_Work to be completed_. Collect every line below that contains the word "Backup".

_The data_.
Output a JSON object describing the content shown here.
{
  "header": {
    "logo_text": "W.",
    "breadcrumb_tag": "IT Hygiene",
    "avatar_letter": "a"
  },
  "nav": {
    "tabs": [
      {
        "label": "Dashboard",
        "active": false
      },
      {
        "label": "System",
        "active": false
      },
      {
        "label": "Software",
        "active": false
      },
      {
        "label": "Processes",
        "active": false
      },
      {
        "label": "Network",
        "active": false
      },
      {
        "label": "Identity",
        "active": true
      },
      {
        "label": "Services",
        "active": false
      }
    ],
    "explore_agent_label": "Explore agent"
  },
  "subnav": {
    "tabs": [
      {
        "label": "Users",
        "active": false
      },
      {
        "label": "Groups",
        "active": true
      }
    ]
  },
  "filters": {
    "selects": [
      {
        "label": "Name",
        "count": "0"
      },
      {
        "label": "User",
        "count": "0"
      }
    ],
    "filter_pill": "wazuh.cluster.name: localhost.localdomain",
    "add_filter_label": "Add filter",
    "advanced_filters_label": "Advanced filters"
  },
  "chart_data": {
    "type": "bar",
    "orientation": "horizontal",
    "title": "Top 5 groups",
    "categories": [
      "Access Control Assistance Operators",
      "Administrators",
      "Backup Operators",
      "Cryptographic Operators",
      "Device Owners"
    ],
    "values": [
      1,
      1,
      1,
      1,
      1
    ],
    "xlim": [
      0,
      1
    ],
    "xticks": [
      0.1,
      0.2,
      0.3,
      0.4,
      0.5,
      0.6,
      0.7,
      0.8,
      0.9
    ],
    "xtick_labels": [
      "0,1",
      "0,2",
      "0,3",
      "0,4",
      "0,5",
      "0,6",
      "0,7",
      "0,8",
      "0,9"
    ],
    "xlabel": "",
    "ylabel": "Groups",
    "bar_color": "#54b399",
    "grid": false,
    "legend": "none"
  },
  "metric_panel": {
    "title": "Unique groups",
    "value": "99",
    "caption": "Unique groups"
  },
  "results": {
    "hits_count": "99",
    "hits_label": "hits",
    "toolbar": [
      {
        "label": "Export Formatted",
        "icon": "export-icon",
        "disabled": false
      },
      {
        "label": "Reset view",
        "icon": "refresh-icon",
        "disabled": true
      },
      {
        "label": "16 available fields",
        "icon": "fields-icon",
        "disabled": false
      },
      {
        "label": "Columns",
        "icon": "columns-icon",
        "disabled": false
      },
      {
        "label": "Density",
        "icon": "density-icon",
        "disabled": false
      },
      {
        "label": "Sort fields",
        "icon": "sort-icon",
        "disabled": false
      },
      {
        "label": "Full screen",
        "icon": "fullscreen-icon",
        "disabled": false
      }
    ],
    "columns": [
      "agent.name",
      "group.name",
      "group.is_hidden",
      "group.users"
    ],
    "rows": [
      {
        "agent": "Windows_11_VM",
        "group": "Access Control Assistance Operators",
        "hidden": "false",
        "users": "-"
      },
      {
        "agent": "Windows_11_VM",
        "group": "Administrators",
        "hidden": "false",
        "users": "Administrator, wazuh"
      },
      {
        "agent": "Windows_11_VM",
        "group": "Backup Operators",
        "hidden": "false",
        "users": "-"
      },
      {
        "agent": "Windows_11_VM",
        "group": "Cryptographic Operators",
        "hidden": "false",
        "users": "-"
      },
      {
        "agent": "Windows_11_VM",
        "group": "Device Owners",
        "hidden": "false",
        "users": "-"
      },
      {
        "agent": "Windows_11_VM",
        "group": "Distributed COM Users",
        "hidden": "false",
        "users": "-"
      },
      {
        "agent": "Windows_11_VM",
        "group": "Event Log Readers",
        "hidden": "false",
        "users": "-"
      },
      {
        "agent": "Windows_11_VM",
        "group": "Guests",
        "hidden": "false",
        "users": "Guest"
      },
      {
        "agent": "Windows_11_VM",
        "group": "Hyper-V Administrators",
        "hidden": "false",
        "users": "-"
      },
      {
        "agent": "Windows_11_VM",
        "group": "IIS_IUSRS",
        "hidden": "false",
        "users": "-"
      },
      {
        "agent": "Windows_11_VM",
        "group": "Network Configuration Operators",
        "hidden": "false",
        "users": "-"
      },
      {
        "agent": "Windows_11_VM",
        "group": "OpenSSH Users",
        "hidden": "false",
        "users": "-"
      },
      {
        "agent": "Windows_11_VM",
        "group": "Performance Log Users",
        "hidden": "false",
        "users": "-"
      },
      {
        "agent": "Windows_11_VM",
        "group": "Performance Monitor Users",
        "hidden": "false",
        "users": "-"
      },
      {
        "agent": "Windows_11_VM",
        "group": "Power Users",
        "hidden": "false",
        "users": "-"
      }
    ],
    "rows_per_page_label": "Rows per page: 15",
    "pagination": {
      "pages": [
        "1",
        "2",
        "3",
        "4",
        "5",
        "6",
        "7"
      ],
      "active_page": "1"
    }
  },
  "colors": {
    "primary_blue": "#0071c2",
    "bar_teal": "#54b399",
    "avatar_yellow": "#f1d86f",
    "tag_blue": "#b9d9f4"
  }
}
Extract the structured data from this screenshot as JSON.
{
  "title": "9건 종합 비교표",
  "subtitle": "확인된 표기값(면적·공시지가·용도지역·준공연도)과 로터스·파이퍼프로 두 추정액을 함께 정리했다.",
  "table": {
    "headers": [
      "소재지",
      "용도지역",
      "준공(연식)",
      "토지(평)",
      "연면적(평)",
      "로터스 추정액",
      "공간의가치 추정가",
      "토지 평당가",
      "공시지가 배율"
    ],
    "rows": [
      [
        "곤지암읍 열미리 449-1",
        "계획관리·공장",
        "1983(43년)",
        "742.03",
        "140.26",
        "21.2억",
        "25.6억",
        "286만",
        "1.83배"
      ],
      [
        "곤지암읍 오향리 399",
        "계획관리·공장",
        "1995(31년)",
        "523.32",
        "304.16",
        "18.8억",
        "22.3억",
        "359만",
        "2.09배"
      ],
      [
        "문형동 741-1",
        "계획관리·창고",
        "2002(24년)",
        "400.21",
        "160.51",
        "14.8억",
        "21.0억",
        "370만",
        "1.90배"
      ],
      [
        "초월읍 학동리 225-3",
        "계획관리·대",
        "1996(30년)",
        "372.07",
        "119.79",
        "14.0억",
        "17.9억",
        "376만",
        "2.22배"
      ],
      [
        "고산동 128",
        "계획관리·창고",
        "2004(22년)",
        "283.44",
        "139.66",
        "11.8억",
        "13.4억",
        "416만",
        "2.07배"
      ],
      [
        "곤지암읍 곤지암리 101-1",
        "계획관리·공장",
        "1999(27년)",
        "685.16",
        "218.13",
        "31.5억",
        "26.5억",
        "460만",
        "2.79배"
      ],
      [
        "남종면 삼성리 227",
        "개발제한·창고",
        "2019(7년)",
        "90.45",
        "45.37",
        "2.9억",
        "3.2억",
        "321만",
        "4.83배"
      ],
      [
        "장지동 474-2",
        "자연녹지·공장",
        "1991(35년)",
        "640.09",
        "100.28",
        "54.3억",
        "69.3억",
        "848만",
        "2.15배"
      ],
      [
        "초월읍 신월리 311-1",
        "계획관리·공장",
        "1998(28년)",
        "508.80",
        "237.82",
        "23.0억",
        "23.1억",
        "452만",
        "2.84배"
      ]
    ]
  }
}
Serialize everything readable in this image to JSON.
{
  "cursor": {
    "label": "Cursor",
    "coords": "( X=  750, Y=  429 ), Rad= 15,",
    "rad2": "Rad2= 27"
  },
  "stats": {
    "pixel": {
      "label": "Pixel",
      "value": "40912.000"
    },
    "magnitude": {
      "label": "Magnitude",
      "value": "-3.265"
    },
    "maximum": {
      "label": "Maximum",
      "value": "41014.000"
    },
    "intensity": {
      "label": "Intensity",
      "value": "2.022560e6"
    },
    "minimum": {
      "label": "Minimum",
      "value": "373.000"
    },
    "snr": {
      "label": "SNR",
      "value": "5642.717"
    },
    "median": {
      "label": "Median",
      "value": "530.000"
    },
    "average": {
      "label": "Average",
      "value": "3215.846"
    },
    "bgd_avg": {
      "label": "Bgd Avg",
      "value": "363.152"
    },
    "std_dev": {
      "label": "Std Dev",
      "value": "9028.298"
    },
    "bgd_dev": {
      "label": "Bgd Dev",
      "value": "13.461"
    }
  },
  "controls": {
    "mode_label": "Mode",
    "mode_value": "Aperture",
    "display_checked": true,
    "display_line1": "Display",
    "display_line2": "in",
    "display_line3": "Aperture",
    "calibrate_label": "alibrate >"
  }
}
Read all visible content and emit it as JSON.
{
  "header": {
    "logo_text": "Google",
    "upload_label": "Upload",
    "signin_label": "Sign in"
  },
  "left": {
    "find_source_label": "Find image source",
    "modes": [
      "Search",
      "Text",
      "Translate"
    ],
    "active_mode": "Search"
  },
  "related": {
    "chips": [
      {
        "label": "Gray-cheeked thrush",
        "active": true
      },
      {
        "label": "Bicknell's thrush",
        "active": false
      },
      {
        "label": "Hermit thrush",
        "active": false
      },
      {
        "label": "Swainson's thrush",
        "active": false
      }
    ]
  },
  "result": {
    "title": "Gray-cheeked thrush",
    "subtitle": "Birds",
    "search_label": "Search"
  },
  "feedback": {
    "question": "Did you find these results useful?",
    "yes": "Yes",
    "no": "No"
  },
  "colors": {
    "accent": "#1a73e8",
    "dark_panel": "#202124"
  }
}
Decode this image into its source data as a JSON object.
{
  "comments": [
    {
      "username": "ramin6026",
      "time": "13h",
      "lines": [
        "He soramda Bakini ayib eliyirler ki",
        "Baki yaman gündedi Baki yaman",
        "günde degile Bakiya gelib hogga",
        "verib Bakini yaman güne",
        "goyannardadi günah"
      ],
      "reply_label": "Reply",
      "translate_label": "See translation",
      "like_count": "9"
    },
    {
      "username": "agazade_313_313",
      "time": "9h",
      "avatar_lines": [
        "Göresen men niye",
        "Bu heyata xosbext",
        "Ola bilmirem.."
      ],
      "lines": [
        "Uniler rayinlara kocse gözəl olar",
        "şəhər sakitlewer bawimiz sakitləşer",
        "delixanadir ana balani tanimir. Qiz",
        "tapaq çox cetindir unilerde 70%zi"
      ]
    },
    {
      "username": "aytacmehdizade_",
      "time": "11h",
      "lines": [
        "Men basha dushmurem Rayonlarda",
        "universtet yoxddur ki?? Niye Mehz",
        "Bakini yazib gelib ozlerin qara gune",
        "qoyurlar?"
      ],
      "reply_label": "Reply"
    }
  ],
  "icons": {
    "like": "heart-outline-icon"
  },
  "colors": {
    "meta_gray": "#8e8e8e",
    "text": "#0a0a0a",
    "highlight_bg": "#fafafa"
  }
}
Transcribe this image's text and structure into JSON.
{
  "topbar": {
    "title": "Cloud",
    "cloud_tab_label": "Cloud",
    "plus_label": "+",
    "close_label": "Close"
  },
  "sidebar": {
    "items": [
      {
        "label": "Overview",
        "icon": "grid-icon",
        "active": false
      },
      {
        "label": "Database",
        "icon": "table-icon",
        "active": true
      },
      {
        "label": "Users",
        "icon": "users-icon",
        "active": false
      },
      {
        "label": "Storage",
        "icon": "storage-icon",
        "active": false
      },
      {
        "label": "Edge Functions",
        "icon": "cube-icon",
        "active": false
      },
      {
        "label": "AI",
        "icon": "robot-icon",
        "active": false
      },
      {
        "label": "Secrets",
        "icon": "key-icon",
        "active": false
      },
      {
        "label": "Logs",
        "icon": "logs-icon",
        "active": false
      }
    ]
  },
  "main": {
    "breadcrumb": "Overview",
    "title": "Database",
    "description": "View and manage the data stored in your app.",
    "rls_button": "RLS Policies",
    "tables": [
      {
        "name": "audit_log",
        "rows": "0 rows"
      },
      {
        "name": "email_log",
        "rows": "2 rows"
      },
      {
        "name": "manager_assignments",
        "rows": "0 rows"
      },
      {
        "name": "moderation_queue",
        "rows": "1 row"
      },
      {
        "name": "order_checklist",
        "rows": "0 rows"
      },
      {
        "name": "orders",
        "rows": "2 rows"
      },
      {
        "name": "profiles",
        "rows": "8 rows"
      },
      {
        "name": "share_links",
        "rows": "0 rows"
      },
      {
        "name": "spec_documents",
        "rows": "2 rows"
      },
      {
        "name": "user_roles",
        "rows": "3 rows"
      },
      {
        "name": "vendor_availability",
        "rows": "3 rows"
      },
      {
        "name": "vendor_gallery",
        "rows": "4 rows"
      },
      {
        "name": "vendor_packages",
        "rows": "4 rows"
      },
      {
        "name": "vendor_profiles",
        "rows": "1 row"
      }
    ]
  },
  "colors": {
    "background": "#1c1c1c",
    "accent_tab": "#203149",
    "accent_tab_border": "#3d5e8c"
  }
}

_Answer to the task_.
      "Backup Operators",
        "group": "Backup Operators",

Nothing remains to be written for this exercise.